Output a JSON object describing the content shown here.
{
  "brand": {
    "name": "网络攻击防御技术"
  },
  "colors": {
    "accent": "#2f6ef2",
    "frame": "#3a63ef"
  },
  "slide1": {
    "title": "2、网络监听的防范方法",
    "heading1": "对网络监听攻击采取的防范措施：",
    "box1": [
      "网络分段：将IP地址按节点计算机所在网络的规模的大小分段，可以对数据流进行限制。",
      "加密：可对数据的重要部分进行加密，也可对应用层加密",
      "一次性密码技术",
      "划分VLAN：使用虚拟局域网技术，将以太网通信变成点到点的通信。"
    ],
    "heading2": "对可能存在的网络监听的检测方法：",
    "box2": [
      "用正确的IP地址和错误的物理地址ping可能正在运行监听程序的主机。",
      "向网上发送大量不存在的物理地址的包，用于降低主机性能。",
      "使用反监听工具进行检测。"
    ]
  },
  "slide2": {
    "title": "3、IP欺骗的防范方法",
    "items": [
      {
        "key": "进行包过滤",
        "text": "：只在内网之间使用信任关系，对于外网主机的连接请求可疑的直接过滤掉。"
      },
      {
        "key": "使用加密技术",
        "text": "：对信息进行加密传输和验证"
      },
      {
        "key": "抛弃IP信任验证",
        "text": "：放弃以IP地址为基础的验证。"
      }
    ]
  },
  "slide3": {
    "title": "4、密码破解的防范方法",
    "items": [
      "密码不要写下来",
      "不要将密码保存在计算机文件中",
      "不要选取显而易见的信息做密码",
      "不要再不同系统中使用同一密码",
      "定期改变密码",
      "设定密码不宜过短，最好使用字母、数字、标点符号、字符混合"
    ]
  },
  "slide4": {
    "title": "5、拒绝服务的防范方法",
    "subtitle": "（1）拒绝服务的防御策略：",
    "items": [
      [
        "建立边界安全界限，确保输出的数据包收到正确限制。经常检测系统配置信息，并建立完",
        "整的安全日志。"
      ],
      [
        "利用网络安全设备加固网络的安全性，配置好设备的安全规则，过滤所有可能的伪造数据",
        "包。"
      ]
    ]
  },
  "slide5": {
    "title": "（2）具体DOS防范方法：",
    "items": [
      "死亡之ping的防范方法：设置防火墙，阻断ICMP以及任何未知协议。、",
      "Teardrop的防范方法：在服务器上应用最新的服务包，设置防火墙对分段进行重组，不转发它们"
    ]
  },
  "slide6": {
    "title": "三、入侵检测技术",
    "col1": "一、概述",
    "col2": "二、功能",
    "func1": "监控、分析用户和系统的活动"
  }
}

· · · · · · ·

Work required:
A single figure is required: the number of lines above in which the word "text" occurs.

Response to the exercise:
3